STATED PROBLEM
Can you reproduce every one of the rows below word for word, without changing a single character?

═══ DATA IN THIS EXERCISE

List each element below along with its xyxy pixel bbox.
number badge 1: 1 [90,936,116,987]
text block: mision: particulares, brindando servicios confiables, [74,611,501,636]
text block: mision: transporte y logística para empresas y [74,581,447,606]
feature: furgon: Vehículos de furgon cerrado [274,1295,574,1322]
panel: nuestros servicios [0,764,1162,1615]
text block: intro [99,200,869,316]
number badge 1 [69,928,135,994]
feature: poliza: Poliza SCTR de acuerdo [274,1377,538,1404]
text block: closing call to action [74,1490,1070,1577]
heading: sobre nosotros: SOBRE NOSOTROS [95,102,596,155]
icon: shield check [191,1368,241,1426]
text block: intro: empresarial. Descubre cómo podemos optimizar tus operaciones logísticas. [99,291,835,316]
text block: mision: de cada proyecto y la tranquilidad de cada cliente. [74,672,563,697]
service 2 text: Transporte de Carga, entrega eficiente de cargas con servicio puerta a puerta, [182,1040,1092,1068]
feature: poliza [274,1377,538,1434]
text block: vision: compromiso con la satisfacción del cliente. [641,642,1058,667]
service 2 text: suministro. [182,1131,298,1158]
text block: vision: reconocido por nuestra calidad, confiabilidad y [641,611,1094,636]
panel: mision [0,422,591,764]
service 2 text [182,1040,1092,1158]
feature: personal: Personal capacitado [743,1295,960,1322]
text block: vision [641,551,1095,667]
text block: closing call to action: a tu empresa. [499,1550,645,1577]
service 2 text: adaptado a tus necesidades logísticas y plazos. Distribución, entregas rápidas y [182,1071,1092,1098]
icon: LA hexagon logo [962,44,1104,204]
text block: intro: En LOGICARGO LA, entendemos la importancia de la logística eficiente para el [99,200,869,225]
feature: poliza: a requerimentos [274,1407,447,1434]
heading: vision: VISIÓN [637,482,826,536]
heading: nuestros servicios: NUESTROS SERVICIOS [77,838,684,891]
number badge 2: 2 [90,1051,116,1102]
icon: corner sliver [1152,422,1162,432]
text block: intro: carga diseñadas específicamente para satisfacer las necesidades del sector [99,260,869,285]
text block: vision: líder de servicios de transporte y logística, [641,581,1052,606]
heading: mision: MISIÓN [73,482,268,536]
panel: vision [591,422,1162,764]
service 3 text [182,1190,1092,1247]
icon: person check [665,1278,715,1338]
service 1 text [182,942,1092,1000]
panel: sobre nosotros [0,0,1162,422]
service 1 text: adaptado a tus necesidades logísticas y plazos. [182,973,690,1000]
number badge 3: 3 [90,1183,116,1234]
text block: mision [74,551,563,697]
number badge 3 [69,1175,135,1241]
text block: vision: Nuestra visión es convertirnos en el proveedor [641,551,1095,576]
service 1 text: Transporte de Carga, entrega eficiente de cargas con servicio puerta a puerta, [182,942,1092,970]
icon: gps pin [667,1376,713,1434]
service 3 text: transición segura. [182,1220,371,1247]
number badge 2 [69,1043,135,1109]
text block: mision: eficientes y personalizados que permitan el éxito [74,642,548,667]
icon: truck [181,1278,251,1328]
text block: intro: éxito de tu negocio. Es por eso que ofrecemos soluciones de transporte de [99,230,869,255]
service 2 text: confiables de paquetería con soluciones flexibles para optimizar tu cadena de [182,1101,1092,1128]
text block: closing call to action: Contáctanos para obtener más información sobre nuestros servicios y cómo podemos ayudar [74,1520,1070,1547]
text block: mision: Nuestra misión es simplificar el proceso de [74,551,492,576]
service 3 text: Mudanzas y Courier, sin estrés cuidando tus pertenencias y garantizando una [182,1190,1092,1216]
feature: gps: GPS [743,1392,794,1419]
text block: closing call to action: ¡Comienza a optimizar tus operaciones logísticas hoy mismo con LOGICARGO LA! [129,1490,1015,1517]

══════

EXERCISE SOLUTION
List each element below along with its xyxy pixel bbox.
number badge 1: 1 [90,936,116,987]
text block: mision: particulares, brindando servicios confiables, [74,611,501,636]
text block: mision: transporte y logística para empresas y [74,581,447,606]
feature: furgon: Vehículos de furgon cerrado [274,1295,574,1322]
panel: nuestros servicios [0,764,1162,1615]
text block: intro [99,200,869,316]
number badge 1 [69,928,135,994]
feature: poliza: Poliza SCTR de acuerdo [274,1377,538,1404]
text block: closing call to action [74,1490,1070,1577]
heading: sobre nosotros: SOBRE NOSOTROS [95,102,596,155]
icon: shield check [191,1368,241,1426]
text block: intro: empresarial. Descubre cómo podemos optimizar tus operaciones logísticas. [99,291,835,316]
text block: mision: de cada proyecto y la tranquilidad de cada cliente. [74,672,563,697]
service 2 text: Transporte de Carga, entrega eficiente de cargas con servicio puerta a puerta, [182,1040,1092,1068]
feature: poliza [274,1377,538,1434]
text block: vision: compromiso con la satisfacción del cliente. [641,642,1058,667]
service 2 text: suministro. [182,1131,298,1158]
text block: vision: reconocido por nuestra calidad, confiabilidad y [641,611,1094,636]
panel: mision [0,422,591,764]
service 2 text [182,1040,1092,1158]
feature: personal: Personal capacitado [743,1295,960,1322]
text block: vision [641,551,1095,667]
text block: closing call to action: a tu empresa. [499,1550,645,1577]
service 2 text: adaptado a tus necesidades logísticas y plazos. Distribución, entregas rápidas y [182,1071,1092,1098]
icon: LA hexagon logo [962,44,1104,204]
text block: intro: En LOGICARGO LA, entendemos la importancia de la logística eficiente para el [99,200,869,225]
feature: poliza: a requerimentos [274,1407,447,1434]
heading: vision: VISIÓN [637,482,826,536]
heading: nuestros servicios: NUESTROS SERVICIOS [77,838,684,891]
number badge 2: 2 [90,1051,116,1102]
icon: corner sliver [1152,422,1162,432]
text block: intro: carga diseñadas específicamente para satisfacer las necesidades del sector [99,260,869,285]
text block: vision: líder de servicios de transporte y logística, [641,581,1052,606]
heading: mision: MISIÓN [73,482,268,536]
panel: vision [591,422,1162,764]
service 3 text [182,1190,1092,1247]
icon: person check [665,1278,715,1338]
service 1 text [182,942,1092,1000]
panel: sobre nosotros [0,0,1162,422]
service 1 text: adaptado a tus necesidades logísticas y plazos. [182,973,690,1000]
number badge 3: 3 [90,1183,116,1234]
text block: mision [74,551,563,697]
number badge 3 [69,1175,135,1241]
text block: vision: Nuestra visión es convertirnos en el proveedor [641,551,1095,576]
service 1 text: Transporte de Carga, entrega eficiente de cargas con servicio puerta a puerta, [182,942,1092,970]
icon: gps pin [667,1376,713,1434]
service 3 text: transición segura. [182,1220,371,1247]
number badge 2 [69,1043,135,1109]
text block: mision: eficientes y personalizados que permitan el éxito [74,642,548,667]
icon: truck [181,1278,251,1328]
text block: intro: éxito de tu negocio. Es por eso que ofrecemos soluciones de transporte de [99,230,869,255]
service 2 text: confiables de paquetería con soluciones flexibles para optimizar tu cadena de [182,1101,1092,1128]
text block: closing call to action: Contáctanos para obtener más información sobre nuestros servicios y cómo podemos ayudar [74,1520,1070,1547]
text block: mision: Nuestra misión es simplificar el proceso de [74,551,492,576]
service 3 text: Mudanzas y Courier, sin estrés cuidando tus pertenencias y garantizando una [182,1190,1092,1216]
feature: gps: GPS [743,1392,794,1419]
text block: closing call to action: ¡Comienza a optimizar tus operaciones logísticas hoy mismo con LOGICARGO LA! [129,1490,1015,1517]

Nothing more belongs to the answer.